**Aim of the exercise:**
Below are the records; locate each line with the word "lines" and copy it.

begin Provided material

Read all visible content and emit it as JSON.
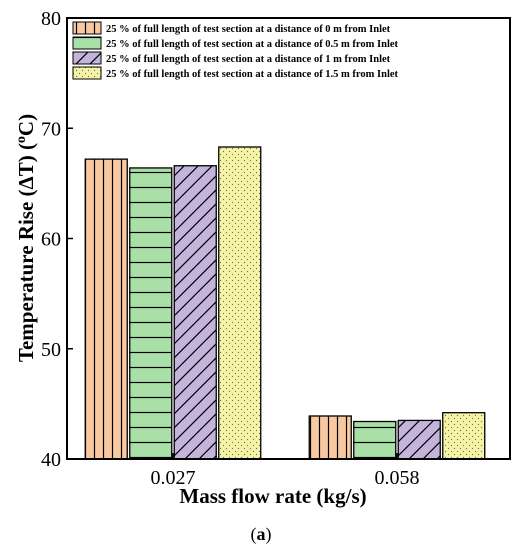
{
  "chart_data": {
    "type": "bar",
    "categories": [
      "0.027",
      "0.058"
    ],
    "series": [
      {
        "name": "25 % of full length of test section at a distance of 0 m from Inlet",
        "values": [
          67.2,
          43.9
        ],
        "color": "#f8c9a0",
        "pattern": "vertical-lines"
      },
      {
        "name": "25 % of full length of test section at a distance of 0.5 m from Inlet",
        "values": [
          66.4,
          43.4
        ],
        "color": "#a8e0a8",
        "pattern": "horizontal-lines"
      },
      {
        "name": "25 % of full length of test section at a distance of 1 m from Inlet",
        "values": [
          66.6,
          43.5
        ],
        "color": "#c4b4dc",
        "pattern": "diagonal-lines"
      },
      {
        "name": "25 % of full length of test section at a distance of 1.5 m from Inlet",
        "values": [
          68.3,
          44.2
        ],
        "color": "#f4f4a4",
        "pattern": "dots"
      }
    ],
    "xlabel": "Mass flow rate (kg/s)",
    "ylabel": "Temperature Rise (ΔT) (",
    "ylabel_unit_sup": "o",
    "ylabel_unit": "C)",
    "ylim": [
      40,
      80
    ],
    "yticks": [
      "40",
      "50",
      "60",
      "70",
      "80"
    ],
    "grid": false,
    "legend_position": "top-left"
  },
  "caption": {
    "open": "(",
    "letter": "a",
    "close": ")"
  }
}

end Provided material
begin Provided material

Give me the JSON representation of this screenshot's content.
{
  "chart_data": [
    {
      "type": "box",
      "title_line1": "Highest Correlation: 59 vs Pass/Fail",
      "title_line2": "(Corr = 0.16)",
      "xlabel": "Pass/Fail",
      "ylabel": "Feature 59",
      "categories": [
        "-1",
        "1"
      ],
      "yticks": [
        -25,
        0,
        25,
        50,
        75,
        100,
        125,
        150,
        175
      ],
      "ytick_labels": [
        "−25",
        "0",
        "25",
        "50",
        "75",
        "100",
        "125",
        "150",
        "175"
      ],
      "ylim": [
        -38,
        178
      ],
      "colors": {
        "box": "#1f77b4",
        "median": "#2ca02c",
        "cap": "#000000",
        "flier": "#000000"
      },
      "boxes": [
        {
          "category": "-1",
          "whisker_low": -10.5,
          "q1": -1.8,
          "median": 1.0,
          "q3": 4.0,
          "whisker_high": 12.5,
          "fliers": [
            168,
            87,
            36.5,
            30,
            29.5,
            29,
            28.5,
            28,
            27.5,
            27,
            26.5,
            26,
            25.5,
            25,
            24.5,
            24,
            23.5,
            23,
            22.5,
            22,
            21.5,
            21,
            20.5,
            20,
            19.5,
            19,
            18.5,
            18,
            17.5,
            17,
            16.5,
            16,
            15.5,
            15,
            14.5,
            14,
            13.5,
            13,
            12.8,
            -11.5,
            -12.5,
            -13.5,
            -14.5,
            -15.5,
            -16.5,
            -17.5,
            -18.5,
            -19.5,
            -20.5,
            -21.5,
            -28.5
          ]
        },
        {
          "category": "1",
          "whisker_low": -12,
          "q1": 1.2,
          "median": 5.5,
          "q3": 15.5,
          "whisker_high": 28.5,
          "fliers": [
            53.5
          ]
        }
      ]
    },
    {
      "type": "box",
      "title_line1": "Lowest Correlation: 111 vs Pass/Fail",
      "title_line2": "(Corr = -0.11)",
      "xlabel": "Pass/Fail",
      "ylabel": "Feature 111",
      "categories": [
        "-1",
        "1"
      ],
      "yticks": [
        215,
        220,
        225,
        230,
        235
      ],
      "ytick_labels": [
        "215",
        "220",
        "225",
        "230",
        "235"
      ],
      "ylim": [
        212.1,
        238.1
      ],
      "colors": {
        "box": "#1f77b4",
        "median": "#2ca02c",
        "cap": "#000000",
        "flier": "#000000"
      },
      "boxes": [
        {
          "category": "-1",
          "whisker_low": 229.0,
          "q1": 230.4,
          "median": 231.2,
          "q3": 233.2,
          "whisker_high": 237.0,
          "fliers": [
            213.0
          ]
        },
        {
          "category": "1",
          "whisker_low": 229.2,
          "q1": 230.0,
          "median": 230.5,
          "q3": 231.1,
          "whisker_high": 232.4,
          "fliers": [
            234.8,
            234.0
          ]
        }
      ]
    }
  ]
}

end Provided material
begin Provided material

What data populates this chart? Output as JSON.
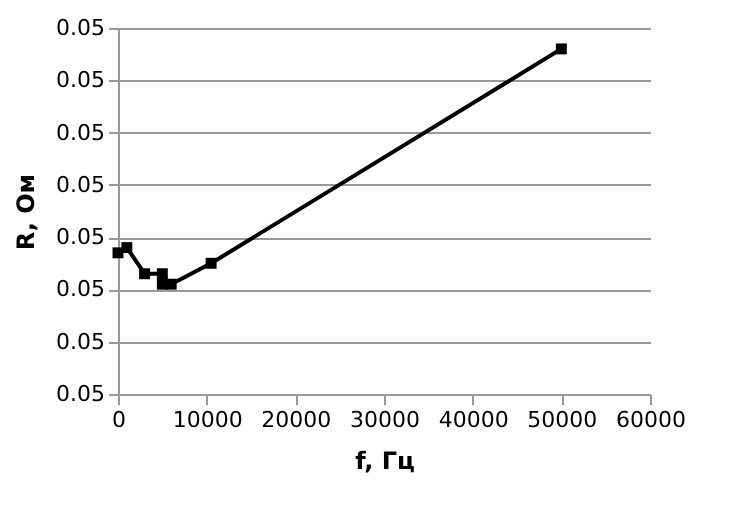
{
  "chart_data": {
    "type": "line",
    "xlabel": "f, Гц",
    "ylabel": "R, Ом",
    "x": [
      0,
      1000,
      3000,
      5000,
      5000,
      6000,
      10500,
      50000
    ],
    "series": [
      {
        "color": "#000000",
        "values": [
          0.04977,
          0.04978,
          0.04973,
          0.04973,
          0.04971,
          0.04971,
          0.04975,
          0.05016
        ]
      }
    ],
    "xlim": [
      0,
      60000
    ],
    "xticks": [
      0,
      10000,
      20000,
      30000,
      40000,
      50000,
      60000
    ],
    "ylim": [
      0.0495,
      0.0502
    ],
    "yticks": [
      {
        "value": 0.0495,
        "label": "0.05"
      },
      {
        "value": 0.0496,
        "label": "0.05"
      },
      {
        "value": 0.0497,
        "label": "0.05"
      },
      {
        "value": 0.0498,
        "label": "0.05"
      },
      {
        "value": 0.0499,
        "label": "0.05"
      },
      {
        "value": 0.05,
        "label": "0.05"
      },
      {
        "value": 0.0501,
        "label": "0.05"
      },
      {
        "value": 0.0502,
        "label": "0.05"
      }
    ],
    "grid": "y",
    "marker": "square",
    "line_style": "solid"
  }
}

end Provided material

**Result of this task:**
        "pattern": "vertical-lines"
        "pattern": "horizontal-lines"
        "pattern": "diagonal-lines"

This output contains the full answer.